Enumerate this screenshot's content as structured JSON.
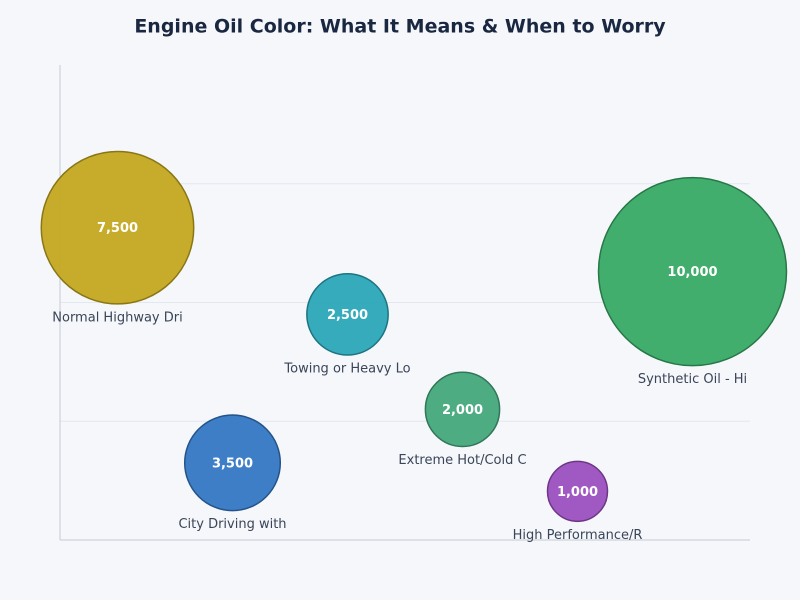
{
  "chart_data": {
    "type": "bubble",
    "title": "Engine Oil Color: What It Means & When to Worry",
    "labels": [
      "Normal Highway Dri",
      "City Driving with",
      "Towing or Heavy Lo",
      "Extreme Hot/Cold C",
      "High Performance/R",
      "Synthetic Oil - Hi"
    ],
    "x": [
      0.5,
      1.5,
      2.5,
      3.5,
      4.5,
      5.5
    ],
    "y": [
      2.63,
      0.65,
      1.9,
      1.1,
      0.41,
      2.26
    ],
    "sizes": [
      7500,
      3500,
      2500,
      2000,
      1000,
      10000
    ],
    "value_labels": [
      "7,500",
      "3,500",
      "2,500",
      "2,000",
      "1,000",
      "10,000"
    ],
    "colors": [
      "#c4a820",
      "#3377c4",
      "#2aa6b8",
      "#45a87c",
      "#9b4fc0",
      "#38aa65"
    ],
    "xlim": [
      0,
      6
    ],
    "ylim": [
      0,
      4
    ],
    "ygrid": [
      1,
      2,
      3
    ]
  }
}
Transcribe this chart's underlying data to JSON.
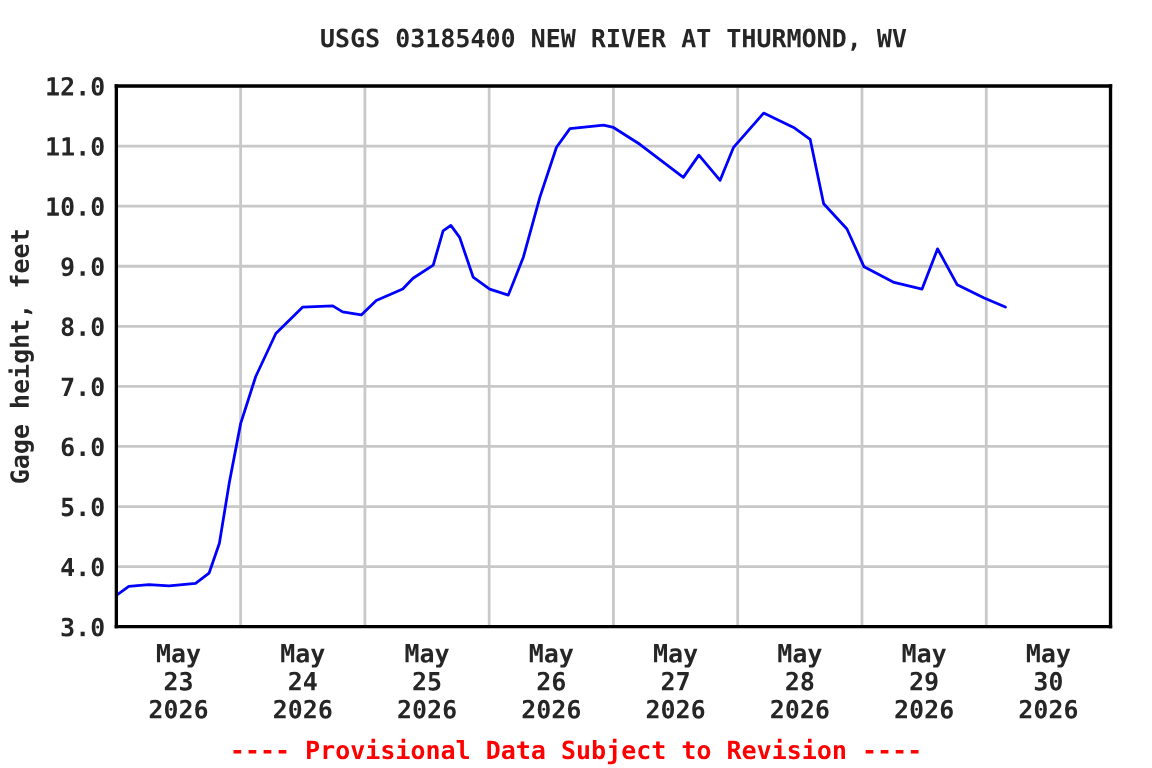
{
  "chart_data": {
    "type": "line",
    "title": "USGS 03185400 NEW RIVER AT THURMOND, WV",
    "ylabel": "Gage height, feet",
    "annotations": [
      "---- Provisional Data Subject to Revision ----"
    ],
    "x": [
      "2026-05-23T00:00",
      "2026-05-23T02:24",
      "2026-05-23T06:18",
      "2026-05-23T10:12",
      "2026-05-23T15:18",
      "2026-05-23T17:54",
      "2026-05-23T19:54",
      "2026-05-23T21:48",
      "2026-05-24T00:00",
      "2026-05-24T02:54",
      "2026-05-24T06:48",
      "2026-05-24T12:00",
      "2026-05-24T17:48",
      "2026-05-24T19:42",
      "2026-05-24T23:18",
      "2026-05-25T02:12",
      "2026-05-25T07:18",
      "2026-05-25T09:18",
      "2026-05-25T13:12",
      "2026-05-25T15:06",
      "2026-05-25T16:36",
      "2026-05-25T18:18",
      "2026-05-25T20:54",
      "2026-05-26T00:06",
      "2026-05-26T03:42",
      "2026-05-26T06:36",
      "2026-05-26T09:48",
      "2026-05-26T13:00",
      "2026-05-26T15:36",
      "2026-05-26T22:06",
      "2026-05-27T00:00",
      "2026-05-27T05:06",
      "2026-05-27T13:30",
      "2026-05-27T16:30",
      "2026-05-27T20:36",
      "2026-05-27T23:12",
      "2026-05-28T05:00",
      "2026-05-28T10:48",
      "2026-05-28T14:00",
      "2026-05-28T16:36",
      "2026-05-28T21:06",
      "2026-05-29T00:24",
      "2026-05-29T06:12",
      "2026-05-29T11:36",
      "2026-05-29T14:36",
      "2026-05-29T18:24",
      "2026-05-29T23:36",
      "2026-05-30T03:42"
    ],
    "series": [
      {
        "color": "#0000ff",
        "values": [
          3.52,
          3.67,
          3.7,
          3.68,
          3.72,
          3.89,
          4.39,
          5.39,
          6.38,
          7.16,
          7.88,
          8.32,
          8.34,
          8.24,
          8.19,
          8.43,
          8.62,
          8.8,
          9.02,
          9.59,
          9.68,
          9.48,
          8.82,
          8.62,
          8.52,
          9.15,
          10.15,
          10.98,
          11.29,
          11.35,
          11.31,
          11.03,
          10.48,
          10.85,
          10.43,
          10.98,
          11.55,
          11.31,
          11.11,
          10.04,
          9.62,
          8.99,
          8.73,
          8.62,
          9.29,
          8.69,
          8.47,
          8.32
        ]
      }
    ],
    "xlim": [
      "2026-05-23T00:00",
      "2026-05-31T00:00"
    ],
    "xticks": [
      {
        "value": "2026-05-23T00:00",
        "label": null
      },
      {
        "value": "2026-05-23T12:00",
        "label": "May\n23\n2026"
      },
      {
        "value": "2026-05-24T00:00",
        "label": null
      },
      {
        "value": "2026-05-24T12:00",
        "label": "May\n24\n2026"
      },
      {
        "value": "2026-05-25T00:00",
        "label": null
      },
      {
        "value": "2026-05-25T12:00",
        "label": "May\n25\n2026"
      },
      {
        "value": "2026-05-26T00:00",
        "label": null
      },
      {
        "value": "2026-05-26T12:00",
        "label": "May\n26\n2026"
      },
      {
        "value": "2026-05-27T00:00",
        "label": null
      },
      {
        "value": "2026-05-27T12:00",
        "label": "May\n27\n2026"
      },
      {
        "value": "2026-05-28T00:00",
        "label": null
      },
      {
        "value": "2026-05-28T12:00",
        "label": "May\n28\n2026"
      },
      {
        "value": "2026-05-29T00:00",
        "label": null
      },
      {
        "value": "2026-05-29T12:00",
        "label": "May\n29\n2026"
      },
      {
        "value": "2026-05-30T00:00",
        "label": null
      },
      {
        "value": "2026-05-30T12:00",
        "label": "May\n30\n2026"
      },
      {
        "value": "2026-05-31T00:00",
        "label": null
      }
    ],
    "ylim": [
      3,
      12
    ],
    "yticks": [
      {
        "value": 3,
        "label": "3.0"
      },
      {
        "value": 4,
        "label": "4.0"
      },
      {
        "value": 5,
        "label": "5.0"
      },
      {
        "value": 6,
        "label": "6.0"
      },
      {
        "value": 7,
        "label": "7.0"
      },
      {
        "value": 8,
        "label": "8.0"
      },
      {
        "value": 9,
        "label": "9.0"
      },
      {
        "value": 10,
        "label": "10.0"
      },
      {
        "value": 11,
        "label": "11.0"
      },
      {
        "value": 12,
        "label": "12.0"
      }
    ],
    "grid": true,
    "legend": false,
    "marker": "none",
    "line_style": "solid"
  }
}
================================
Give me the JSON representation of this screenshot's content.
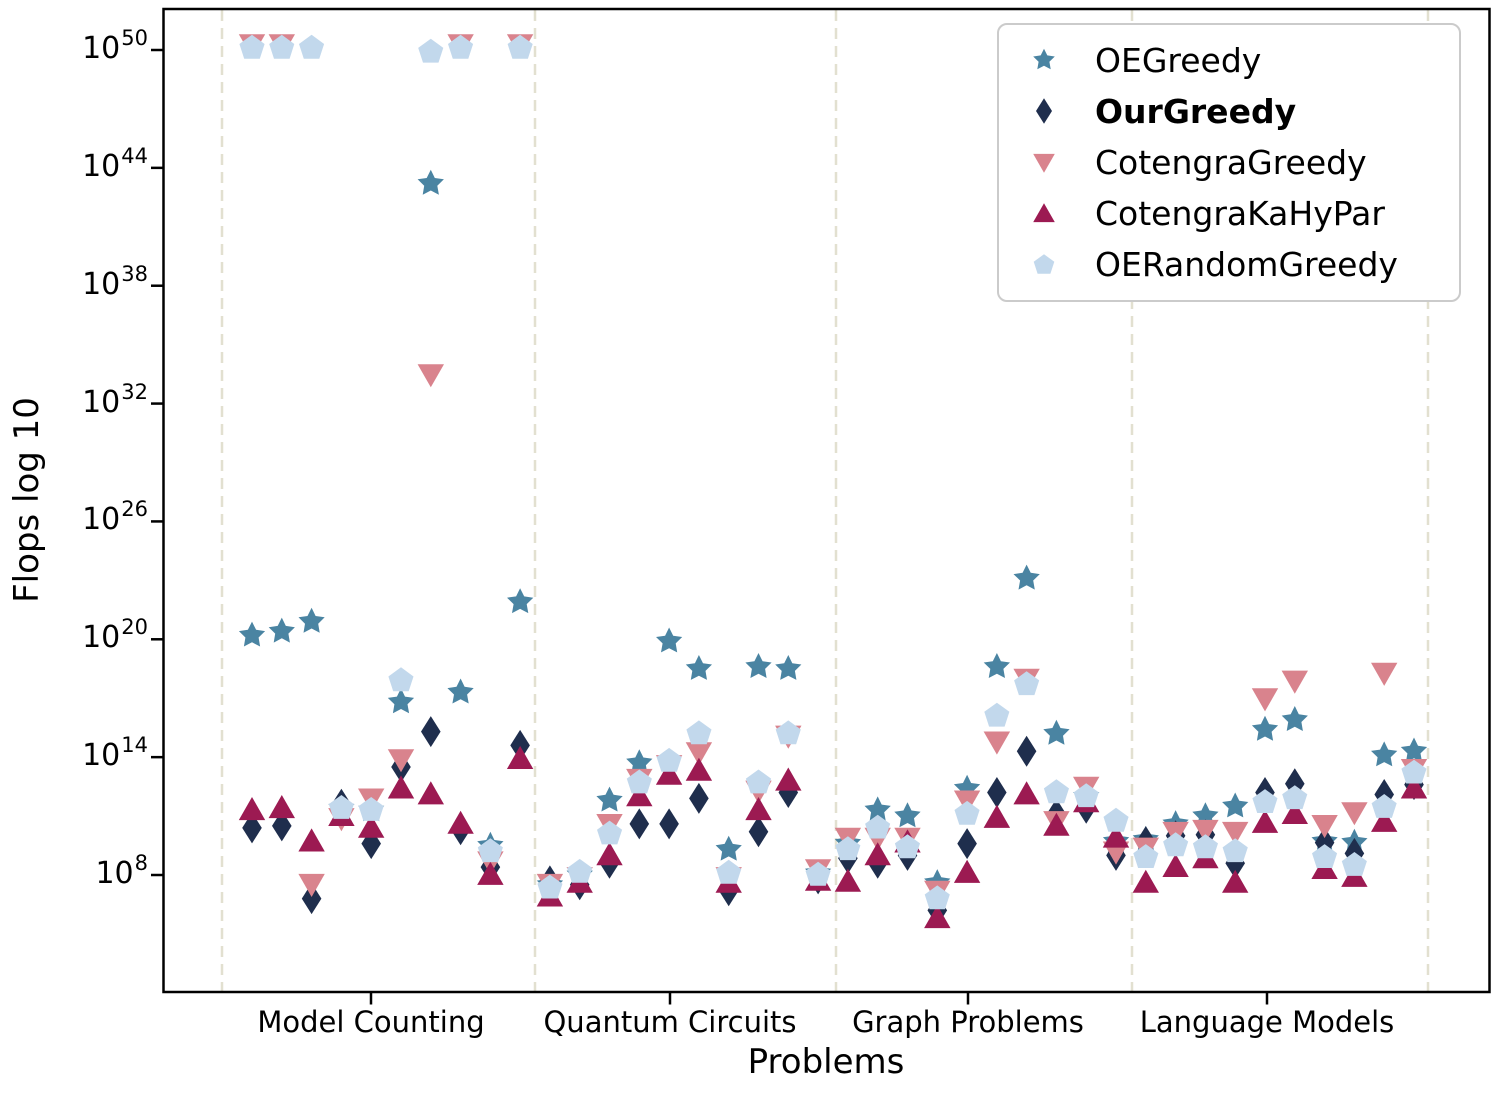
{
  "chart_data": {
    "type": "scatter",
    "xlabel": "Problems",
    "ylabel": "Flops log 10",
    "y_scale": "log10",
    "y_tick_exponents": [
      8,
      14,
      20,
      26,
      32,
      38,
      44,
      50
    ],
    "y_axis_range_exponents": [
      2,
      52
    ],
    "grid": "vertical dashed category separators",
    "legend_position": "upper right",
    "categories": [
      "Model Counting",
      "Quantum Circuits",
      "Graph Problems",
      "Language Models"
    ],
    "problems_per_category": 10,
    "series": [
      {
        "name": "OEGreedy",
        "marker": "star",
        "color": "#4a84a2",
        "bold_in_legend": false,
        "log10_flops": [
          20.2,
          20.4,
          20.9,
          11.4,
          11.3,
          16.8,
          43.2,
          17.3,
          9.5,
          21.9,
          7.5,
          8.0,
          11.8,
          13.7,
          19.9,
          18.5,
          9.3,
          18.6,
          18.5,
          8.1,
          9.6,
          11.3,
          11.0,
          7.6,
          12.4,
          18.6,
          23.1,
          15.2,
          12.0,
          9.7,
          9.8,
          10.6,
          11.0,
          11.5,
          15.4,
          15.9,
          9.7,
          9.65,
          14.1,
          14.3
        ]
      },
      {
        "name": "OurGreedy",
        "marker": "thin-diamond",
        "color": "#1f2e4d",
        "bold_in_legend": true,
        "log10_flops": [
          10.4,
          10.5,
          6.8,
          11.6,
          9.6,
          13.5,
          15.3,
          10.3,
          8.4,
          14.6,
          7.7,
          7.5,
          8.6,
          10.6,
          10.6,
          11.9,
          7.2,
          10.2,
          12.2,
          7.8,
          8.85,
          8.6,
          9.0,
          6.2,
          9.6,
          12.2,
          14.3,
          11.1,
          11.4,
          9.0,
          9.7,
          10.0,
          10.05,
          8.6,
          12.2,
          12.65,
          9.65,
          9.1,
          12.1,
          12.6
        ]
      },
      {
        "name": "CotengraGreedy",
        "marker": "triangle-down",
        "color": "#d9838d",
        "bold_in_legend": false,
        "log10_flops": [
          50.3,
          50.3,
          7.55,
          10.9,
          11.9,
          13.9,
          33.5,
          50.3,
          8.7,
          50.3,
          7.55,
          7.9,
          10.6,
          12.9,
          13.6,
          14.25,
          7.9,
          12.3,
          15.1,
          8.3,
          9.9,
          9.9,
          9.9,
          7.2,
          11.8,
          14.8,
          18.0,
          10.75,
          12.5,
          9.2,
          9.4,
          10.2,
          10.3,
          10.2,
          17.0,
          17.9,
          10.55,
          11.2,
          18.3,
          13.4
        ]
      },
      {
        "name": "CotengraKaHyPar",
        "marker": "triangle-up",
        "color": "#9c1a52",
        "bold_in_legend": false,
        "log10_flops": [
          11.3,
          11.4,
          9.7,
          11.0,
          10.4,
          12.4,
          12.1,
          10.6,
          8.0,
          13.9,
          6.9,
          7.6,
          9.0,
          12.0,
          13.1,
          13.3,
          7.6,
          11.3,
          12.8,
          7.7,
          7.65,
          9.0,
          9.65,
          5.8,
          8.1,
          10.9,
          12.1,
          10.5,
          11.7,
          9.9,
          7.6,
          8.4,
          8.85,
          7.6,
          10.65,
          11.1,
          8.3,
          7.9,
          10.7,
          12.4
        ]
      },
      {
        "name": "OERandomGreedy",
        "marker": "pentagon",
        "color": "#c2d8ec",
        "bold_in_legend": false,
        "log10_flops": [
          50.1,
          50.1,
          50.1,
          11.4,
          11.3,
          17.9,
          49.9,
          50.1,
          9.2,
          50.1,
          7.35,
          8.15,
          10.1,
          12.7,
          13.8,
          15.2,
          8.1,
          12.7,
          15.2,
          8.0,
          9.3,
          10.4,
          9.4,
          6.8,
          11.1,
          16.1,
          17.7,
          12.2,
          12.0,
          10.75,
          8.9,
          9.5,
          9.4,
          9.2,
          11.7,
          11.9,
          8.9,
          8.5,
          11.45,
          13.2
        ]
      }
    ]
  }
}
================================
Count every line in the preceding entries where the string "JSON" appears, then state only the total.

● **Result**: 3